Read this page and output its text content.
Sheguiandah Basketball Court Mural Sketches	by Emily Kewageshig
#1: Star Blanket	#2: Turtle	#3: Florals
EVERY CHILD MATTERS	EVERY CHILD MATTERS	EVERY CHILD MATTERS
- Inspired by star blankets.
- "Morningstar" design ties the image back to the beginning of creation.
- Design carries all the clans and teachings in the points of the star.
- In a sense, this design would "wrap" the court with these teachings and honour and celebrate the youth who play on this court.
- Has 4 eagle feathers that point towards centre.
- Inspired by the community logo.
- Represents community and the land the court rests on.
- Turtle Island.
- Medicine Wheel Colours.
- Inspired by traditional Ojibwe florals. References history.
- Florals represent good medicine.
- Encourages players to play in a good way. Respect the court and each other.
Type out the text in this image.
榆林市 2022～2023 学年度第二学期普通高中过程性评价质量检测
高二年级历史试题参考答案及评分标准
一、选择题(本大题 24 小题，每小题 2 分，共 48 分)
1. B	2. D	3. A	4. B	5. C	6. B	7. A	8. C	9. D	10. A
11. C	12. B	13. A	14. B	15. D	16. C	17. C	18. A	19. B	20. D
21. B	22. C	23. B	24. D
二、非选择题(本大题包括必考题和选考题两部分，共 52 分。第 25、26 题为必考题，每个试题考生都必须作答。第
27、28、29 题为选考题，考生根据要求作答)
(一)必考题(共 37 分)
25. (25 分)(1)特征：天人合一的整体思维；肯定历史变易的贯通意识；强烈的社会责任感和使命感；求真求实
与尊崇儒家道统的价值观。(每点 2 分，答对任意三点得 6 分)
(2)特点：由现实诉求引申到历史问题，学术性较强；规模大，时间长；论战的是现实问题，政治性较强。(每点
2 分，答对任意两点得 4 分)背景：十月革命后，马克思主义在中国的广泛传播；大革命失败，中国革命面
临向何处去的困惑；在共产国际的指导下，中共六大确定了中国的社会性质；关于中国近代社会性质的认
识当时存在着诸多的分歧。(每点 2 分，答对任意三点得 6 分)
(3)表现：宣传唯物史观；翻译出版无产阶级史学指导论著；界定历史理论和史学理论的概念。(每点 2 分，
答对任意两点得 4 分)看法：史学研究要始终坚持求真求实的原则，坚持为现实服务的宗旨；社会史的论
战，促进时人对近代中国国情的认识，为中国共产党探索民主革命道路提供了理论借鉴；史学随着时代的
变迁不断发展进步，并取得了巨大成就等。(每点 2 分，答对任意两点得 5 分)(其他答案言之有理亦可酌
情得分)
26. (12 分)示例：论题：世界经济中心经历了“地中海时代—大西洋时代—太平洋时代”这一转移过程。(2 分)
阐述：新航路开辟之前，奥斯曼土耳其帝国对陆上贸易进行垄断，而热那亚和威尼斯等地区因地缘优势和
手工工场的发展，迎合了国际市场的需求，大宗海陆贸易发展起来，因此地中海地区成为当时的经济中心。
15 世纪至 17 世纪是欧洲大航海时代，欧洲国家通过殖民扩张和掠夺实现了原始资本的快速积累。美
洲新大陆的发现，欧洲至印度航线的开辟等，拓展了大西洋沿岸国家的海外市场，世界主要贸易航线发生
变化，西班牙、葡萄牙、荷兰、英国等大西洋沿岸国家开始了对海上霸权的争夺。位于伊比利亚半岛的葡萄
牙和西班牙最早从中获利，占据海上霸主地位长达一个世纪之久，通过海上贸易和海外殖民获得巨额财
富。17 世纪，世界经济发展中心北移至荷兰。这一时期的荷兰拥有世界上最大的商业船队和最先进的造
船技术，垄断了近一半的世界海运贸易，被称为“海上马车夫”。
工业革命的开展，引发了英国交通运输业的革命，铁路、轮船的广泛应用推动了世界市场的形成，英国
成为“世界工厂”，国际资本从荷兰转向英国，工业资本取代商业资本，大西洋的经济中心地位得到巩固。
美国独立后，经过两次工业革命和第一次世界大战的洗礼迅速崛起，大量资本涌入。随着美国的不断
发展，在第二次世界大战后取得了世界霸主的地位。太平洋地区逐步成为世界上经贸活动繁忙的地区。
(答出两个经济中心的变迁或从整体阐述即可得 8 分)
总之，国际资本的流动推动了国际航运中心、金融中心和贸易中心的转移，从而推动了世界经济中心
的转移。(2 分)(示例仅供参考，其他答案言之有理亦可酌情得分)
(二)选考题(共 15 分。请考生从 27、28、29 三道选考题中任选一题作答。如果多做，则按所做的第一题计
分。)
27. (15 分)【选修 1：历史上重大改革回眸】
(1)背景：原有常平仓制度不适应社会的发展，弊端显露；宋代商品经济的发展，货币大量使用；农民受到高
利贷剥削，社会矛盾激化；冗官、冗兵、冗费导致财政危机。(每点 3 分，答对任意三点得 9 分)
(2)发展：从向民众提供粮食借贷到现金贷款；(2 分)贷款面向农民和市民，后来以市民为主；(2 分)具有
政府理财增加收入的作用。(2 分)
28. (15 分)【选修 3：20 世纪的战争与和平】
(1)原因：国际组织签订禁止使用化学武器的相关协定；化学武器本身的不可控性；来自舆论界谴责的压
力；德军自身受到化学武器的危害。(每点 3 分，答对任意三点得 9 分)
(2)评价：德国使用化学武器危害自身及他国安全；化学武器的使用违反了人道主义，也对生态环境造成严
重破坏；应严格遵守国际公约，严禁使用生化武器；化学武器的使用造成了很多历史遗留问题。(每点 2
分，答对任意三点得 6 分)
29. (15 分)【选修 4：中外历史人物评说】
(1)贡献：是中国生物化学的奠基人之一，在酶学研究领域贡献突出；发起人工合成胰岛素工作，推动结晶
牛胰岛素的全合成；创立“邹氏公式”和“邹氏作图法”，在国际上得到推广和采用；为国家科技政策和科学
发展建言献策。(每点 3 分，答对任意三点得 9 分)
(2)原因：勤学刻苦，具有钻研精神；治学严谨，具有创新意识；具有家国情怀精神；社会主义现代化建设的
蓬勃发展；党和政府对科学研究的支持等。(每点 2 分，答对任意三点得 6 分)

### What to work on:
Retype all the material above precisely, with no line left out.

### Response to the exercise:
Read this page and output its text content.
Sheguiandah Basketball Court Mural Sketches	by Emily Kewageshig
#1: Star Blanket	#2: Turtle	#3: Florals
EVERY CHILD MATTERS	EVERY CHILD MATTERS	EVERY CHILD MATTERS
- Inspired by star blankets.
- "Morningstar" design ties the image back to the beginning of creation.
- Design carries all the clans and teachings in the points of the star.
- In a sense, this design would "wrap" the court with these teachings and honour and celebrate the youth who play on this court.
- Has 4 eagle feathers that point towards centre.
- Inspired by the community logo.
- Represents community and the land the court rests on.
- Turtle Island.
- Medicine Wheel Colours.
- Inspired by traditional Ojibwe florals. References history.
- Florals represent good medicine.
- Encourages players to play in a good way. Respect the court and each other.
Type out the text in this image.
榆林市 2022～2023 学年度第二学期普通高中过程性评价质量检测
高二年级历史试题参考答案及评分标准
一、选择题(本大题 24 小题，每小题 2 分，共 48 分)
1. B	2. D	3. A	4. B	5. C	6. B	7. A	8. C	9. D	10. A
11. C	12. B	13. A	14. B	15. D	16. C	17. C	18. A	19. B	20. D
21. B	22. C	23. B	24. D
二、非选择题(本大题包括必考题和选考题两部分，共 52 分。第 25、26 题为必考题，每个试题考生都必须作答。第
27、28、29 题为选考题，考生根据要求作答)
(一)必考题(共 37 分)
25. (25 分)(1)特征：天人合一的整体思维；肯定历史变易的贯通意识；强烈的社会责任感和使命感；求真求实
与尊崇儒家道统的价值观。(每点 2 分，答对任意三点得 6 分)
(2)特点：由现实诉求引申到历史问题，学术性较强；规模大，时间长；论战的是现实问题，政治性较强。(每点
2 分，答对任意两点得 4 分)背景：十月革命后，马克思主义在中国的广泛传播；大革命失败，中国革命面
临向何处去的困惑；在共产国际的指导下，中共六大确定了中国的社会性质；关于中国近代社会性质的认
识当时存在着诸多的分歧。(每点 2 分，答对任意三点得 6 分)
(3)表现：宣传唯物史观；翻译出版无产阶级史学指导论著；界定历史理论和史学理论的概念。(每点 2 分，
答对任意两点得 4 分)看法：史学研究要始终坚持求真求实的原则，坚持为现实服务的宗旨；社会史的论
战，促进时人对近代中国国情的认识，为中国共产党探索民主革命道路提供了理论借鉴；史学随着时代的
变迁不断发展进步，并取得了巨大成就等。(每点 2 分，答对任意两点得 5 分)(其他答案言之有理亦可酌
情得分)
26. (12 分)示例：论题：世界经济中心经历了“地中海时代—大西洋时代—太平洋时代”这一转移过程。(2 分)
阐述：新航路开辟之前，奥斯曼土耳其帝国对陆上贸易进行垄断，而热那亚和威尼斯等地区因地缘优势和
手工工场的发展，迎合了国际市场的需求，大宗海陆贸易发展起来，因此地中海地区成为当时的经济中心。
15 世纪至 17 世纪是欧洲大航海时代，欧洲国家通过殖民扩张和掠夺实现了原始资本的快速积累。美
洲新大陆的发现，欧洲至印度航线的开辟等，拓展了大西洋沿岸国家的海外市场，世界主要贸易航线发生
变化，西班牙、葡萄牙、荷兰、英国等大西洋沿岸国家开始了对海上霸权的争夺。位于伊比利亚半岛的葡萄
牙和西班牙最早从中获利，占据海上霸主地位长达一个世纪之久，通过海上贸易和海外殖民获得巨额财
富。17 世纪，世界经济发展中心北移至荷兰。这一时期的荷兰拥有世界上最大的商业船队和最先进的造
船技术，垄断了近一半的世界海运贸易，被称为“海上马车夫”。
工业革命的开展，引发了英国交通运输业的革命，铁路、轮船的广泛应用推动了世界市场的形成，英国
成为“世界工厂”，国际资本从荷兰转向英国，工业资本取代商业资本，大西洋的经济中心地位得到巩固。
美国独立后，经过两次工业革命和第一次世界大战的洗礼迅速崛起，大量资本涌入。随着美国的不断
发展，在第二次世界大战后取得了世界霸主的地位。太平洋地区逐步成为世界上经贸活动繁忙的地区。
(答出两个经济中心的变迁或从整体阐述即可得 8 分)
总之，国际资本的流动推动了国际航运中心、金融中心和贸易中心的转移，从而推动了世界经济中心
的转移。(2 分)(示例仅供参考，其他答案言之有理亦可酌情得分)
(二)选考题(共 15 分。请考生从 27、28、29 三道选考题中任选一题作答。如果多做，则按所做的第一题计
分。)
27. (15 分)【选修 1：历史上重大改革回眸】
(1)背景：原有常平仓制度不适应社会的发展，弊端显露；宋代商品经济的发展，货币大量使用；农民受到高
利贷剥削，社会矛盾激化；冗官、冗兵、冗费导致财政危机。(每点 3 分，答对任意三点得 9 分)
(2)发展：从向民众提供粮食借贷到现金贷款；(2 分)贷款面向农民和市民，后来以市民为主；(2 分)具有
政府理财增加收入的作用。(2 分)
28. (15 分)【选修 3：20 世纪的战争与和平】
(1)原因：国际组织签订禁止使用化学武器的相关协定；化学武器本身的不可控性；来自舆论界谴责的压
力；德军自身受到化学武器的危害。(每点 3 分，答对任意三点得 9 分)
(2)评价：德国使用化学武器危害自身及他国安全；化学武器的使用违反了人道主义，也对生态环境造成严
重破坏；应严格遵守国际公约，严禁使用生化武器；化学武器的使用造成了很多历史遗留问题。(每点 2
分，答对任意三点得 6 分)
29. (15 分)【选修 4：中外历史人物评说】
(1)贡献：是中国生物化学的奠基人之一，在酶学研究领域贡献突出；发起人工合成胰岛素工作，推动结晶
牛胰岛素的全合成；创立“邹氏公式”和“邹氏作图法”，在国际上得到推广和采用；为国家科技政策和科学
发展建言献策。(每点 3 分，答对任意三点得 9 分)
(2)原因：勤学刻苦，具有钻研精神；治学严谨，具有创新意识；具有家国情怀精神；社会主义现代化建设的
蓬勃发展；党和政府对科学研究的支持等。(每点 2 分，答对任意三点得 6 分)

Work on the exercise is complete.